Questions to answer:
[a] In the passage on CNS leukemia treatment, how many childhood B-cell ALL patients were in the authors' cohort?
[b] Please pick up the passage on CNS leukemia treatment after its final sentence and continue it.

Source extract:
====================
The optimal management of patients with CNSL remains uncertain. Up to now, the classic CNS-directed treatment for CNSL has been aslant from cranial radiation to high-dose methotrexate plus intrathecal chemotherapy. However, in the ALL-BFM95 trial, the BFM Collaboration found that adding two lumbar injections in induction therapy did not increase the EFS of CNS2 and TLP+ patients, and patients with CNSL at diagnosis had a higher risk of CNS relapses [17]. Furthermore, in the Dutch Childhood Leukemia Study Group (DCLSG) protocols ALL-7 and ALL-8 clinical trials, the Dutch Childhood Oncology Group collaboration found that patients with traumatic lumbar puncture had a worse prognosis (10-year EFS 58 + 7.6% versus 82 + 5.2%, p < 0.01), and no difference in outcome of patients with an initial CNS1 or CNS2 status and CNS2 patients did not receive extra intrathecal therapy in these studies [18]. Furthermore, Valérie’s research indicates that among patients in CNS2 status, those who test positive on flow cytometry may have a worse prognosis due to the potential for false-positive results in cytological examinations [6].

In our cohort of 165 childhood B-cell ALL patients, we found that 10 children with TLP+ had the same prognosis as those with TLP after 2 additional intrathecal injections during induction therapy, which may indicate this measure can improve the EFS of TLP+ patients. However, in our study, two additional intrathecal injections did not improve EFS in patients with CNS2 and CNS3, and CNSL at diagnosis was associated with a higher risk of CNSL relapse, consistent with the previous research finding [6]. These results may suggest that the presence of leukemia cells in the cerebrospinal fluid caused by traumatic lumbar puncture is distinct from true central leukemia at diagnosis. Additionally, intrathecal administration of chemotherapeutic agents can only reach the superficial layers of the brain. Therefore, the increased number of lumbar punctures may not have the same significant impact on patients with CNS2 and CNS3. Further research on the mechanism of central leukemia is needed to develop more effective and targeted treatments [19].
====================
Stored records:
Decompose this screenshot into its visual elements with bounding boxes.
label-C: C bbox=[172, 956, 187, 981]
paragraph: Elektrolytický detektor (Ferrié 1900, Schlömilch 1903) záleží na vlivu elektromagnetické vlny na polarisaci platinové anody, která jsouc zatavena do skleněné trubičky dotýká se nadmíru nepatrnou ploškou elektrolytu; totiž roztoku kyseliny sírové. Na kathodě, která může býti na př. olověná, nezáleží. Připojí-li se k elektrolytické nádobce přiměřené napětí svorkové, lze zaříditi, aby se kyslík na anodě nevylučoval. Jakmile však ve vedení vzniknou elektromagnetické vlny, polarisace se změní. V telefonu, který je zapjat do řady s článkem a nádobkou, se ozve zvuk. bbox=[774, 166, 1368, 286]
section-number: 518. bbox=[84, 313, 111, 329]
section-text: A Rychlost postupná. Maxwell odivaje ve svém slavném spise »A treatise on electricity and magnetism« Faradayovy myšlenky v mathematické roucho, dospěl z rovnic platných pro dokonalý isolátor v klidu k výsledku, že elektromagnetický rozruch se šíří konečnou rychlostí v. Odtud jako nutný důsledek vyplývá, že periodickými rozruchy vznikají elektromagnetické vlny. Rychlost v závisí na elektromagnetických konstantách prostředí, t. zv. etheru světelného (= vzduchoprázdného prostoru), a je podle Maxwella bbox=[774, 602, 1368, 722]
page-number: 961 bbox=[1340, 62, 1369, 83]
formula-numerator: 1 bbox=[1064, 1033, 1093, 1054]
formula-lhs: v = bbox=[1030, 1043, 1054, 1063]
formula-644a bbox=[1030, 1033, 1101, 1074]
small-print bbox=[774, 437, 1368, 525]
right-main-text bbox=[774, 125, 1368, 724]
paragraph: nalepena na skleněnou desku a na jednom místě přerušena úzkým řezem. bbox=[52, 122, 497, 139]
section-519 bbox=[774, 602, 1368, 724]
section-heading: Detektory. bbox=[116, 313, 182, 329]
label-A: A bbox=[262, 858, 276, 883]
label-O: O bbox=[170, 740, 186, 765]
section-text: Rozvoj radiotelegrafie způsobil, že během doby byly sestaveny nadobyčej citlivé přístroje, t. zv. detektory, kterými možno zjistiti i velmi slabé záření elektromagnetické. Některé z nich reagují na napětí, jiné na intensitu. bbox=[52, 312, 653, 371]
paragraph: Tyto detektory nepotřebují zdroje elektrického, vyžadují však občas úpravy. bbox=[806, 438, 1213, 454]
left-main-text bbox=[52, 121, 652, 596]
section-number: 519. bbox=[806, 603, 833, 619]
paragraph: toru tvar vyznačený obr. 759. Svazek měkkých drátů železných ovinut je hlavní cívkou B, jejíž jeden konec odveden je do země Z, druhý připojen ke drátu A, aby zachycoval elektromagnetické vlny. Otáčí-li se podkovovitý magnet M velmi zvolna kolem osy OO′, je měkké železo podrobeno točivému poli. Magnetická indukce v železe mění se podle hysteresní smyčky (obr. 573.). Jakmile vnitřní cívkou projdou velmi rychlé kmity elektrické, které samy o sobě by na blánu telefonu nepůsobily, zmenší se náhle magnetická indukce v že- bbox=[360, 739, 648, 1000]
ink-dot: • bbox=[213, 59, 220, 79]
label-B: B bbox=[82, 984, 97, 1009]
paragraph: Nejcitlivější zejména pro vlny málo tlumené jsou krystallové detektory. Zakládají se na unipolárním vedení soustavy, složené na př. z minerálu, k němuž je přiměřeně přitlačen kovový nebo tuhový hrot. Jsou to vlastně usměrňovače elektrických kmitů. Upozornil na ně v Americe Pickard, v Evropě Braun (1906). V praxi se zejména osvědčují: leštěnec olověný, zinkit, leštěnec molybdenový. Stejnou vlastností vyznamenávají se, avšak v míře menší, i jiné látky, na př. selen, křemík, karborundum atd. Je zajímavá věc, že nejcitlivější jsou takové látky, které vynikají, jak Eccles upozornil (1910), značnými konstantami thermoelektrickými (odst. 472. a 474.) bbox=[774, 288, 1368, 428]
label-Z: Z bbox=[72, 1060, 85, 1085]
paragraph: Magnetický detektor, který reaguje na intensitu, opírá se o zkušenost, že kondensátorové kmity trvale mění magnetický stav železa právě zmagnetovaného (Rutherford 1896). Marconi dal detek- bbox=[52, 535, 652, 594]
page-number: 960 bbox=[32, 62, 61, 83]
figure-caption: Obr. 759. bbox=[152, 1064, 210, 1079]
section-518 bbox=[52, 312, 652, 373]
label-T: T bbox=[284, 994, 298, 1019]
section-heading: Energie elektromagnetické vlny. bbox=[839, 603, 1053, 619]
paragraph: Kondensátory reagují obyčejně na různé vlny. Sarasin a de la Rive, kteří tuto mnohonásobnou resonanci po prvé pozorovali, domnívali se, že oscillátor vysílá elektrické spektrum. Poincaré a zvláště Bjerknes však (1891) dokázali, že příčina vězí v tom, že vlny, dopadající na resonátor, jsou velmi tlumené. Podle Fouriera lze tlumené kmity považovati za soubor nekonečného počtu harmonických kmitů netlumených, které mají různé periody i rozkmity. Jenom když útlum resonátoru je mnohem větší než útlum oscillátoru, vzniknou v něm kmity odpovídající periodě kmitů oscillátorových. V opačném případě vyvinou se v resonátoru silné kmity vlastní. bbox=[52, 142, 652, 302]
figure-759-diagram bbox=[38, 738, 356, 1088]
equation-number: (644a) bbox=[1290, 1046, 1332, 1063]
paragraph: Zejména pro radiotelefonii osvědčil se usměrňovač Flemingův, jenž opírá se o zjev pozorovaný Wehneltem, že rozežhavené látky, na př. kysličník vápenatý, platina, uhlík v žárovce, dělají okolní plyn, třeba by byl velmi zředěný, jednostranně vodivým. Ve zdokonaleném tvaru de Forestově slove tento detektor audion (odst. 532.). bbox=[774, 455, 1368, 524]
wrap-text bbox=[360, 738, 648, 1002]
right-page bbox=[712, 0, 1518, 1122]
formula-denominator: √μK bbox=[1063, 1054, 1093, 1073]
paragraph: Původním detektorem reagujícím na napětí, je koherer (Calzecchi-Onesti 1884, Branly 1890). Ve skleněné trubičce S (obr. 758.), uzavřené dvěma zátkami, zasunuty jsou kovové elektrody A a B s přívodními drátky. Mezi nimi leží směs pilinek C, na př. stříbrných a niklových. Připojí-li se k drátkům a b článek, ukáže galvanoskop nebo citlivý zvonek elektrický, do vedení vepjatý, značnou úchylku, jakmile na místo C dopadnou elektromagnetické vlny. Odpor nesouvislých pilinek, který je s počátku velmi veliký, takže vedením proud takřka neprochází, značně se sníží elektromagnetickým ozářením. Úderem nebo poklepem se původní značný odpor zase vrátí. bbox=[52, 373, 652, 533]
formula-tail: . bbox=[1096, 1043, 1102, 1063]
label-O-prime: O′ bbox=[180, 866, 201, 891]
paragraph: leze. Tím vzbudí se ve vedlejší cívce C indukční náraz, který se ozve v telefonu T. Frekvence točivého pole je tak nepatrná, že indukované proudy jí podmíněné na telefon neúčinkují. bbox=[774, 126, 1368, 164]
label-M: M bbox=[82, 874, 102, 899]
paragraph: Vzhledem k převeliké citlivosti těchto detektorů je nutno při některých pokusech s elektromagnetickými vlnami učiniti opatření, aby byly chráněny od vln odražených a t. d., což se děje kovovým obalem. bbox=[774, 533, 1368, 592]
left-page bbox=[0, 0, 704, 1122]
====================
Answers by item:
[a] 165

[b]
As few patients with ALL benefit from CRT as a component of CNS-directed treatment for de novo disease [20], cranial irradiation was omitted for all patients in our protocol. Because limited drugs can be involved in IT chemotherapy, in addition to increasing the number of lumbar punctures to strengthen the treatment, targeted drugs that can cross the blood-brain barrier will be selected to improve the efficacy and reduce the possibility of recurrence in children with CNSL [21,22,23]. Moreover, chimeric antigen receptor T cell (CAR-T) immunotherapy is a very effective treatment for children with single/multiply relapsed or refractory CNSL [24,25,26].

There were some limitations to our study. First, the follow-up period in our study was short. A long-term follow-up study is needed to address the prognostic significance of CNSL at diagnosis. Second, for children with positive fusion genes, such as BCR::ABL1, TCF3::PBX1, and MLL-r, our study did not test the genes expression in cerebrospinal fluid. Therefore, further investigation should be performed to detect the relationship of gene expression and recurrence.

Conclusions

To conclude, our findings showed that the CSF FCM is superior to the traditional CM in assessing CNS involvement in ALL patients at the initial diagnosis and can be used as an important supplement to traditional CM. However, both FCM and CM findings may be false-negative, cranial imaging is also essential to the initial assessment of CNS leukemia infiltration. Moreover, CSNL at diagnosis is associated with adverse relapse prognosis, while the prognosis of patients classified as CNS2 and CNS3 does not improved with 2 additional intrathecal injections. Understanding the underlying mechanisms of CNS leukemia is imperative for the development of more efficacious and targeted therapeutic strategies.